— start Material to process —

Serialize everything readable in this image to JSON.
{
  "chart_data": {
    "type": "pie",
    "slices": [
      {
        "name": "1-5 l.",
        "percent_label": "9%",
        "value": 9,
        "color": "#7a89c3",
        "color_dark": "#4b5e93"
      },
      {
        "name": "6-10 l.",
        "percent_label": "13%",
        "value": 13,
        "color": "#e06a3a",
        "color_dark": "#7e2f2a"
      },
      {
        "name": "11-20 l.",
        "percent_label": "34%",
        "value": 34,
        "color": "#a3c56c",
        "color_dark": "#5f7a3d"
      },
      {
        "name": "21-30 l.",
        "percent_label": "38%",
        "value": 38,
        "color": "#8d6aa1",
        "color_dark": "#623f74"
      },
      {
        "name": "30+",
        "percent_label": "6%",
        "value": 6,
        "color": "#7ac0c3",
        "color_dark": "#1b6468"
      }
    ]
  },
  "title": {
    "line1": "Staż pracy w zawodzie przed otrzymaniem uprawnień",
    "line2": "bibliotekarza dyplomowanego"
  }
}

— end Material to process —

▶ **Exercise**
Filter the entries and copy out every line with the word "value".

▶ **Answer to the task**
        "value": 9,
        "value": 13,
        "value": 34,
        "value": 38,
        "value": 6,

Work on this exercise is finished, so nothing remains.